§ **Instructions for the task**: Below is a listing; copy all of it exactly.
* * *
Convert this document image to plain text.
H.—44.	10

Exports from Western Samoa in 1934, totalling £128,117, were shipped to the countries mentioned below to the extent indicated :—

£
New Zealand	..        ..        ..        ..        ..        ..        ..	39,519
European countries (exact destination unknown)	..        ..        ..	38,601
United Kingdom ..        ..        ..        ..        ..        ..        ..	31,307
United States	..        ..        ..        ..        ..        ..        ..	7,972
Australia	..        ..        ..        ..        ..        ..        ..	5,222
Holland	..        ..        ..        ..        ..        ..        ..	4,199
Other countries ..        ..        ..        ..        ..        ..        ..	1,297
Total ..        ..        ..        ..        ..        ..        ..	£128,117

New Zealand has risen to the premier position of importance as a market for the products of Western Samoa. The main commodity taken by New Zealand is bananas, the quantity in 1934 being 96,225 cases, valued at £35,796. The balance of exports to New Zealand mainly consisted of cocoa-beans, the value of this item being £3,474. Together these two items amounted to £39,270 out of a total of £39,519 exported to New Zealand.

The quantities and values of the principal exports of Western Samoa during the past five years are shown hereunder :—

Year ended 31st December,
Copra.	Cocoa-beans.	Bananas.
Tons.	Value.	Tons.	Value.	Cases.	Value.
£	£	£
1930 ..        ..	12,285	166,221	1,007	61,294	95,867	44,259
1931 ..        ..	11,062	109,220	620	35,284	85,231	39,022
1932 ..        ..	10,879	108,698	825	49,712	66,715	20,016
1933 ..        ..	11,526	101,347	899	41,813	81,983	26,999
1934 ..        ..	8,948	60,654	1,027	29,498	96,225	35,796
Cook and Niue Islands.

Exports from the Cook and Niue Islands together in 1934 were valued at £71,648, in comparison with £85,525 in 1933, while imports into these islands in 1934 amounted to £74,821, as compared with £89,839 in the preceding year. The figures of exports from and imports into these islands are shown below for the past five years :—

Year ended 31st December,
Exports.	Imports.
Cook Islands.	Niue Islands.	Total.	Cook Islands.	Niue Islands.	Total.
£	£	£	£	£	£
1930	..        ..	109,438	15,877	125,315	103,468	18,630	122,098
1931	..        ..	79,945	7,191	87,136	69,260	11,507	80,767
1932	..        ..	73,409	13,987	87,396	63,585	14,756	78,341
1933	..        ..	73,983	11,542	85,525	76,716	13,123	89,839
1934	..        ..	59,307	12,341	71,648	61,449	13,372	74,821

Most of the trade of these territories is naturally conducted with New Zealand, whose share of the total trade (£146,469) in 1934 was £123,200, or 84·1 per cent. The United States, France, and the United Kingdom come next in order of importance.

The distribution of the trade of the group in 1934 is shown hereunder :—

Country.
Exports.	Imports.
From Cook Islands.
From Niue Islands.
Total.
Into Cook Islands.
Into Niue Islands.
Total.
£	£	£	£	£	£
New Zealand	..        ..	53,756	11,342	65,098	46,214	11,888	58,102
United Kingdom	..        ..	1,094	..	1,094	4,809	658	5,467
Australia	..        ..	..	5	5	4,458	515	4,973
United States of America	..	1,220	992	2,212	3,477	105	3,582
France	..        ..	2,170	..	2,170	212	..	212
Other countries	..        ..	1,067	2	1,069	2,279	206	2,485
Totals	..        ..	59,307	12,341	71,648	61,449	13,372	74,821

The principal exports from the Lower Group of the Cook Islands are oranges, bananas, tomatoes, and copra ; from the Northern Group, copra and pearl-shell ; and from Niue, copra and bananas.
* * *
§ **Output**:
Convert this document image to plain text.
H.—44.	10

Exports from Western Samoa in 1934, totalling £128,117, were shipped to the countries mentioned below to the extent indicated :—

£
New Zealand	..        ..        ..        ..        ..        ..        ..	39,519
European countries (exact destination unknown)	..        ..        ..	38,601
United Kingdom ..        ..        ..        ..        ..        ..        ..	31,307
United States	..        ..        ..        ..        ..        ..        ..	7,972
Australia	..        ..        ..        ..        ..        ..        ..	5,222
Holland	..        ..        ..        ..        ..        ..        ..	4,199
Other countries ..        ..        ..        ..        ..        ..        ..	1,297
Total ..        ..        ..        ..        ..        ..        ..	£128,117

New Zealand has risen to the premier position of importance as a market for the products of Western Samoa. The main commodity taken by New Zealand is bananas, the quantity in 1934 being 96,225 cases, valued at £35,796. The balance of exports to New Zealand mainly consisted of cocoa-beans, the value of this item being £3,474. Together these two items amounted to £39,270 out of a total of £39,519 exported to New Zealand.

The quantities and values of the principal exports of Western Samoa during the past five years are shown hereunder :—

Year ended 31st December,
Copra.	Cocoa-beans.	Bananas.
Tons.	Value.	Tons.	Value.	Cases.	Value.
£	£	£
1930 ..        ..	12,285	166,221	1,007	61,294	95,867	44,259
1931 ..        ..	11,062	109,220	620	35,284	85,231	39,022
1932 ..        ..	10,879	108,698	825	49,712	66,715	20,016
1933 ..        ..	11,526	101,347	899	41,813	81,983	26,999
1934 ..        ..	8,948	60,654	1,027	29,498	96,225	35,796
Cook and Niue Islands.

Exports from the Cook and Niue Islands together in 1934 were valued at £71,648, in comparison with £85,525 in 1933, while imports into these islands in 1934 amounted to £74,821, as compared with £89,839 in the preceding year. The figures of exports from and imports into these islands are shown below for the past five years :—

Year ended 31st December,
Exports.	Imports.
Cook Islands.	Niue Islands.	Total.	Cook Islands.	Niue Islands.	Total.
£	£	£	£	£	£
1930	..        ..	109,438	15,877	125,315	103,468	18,630	122,098
1931	..        ..	79,945	7,191	87,136	69,260	11,507	80,767
1932	..        ..	73,409	13,987	87,396	63,585	14,756	78,341
1933	..        ..	73,983	11,542	85,525	76,716	13,123	89,839
1934	..        ..	59,307	12,341	71,648	61,449	13,372	74,821

Most of the trade of these territories is naturally conducted with New Zealand, whose share of the total trade (£146,469) in 1934 was £123,200, or 84·1 per cent. The United States, France, and the United Kingdom come next in order of importance.

The distribution of the trade of the group in 1934 is shown hereunder :—

Country.
Exports.	Imports.
From Cook Islands.
From Niue Islands.
Total.
Into Cook Islands.
Into Niue Islands.
Total.
£	£	£	£	£	£
New Zealand	..        ..	53,756	11,342	65,098	46,214	11,888	58,102
United Kingdom	..        ..	1,094	..	1,094	4,809	658	5,467
Australia	..        ..	..	5	5	4,458	515	4,973
United States of America	..	1,220	992	2,212	3,477	105	3,582
France	..        ..	2,170	..	2,170	212	..	212
Other countries	..        ..	1,067	2	1,069	2,279	206	2,485
Totals	..        ..	59,307	12,341	71,648	61,449	13,372	74,821

The principal exports from the Lower Group of the Cook Islands are oranges, bananas, tomatoes, and copra ; from the Northern Group, copra and pearl-shell ; and from Niue, copra and bananas.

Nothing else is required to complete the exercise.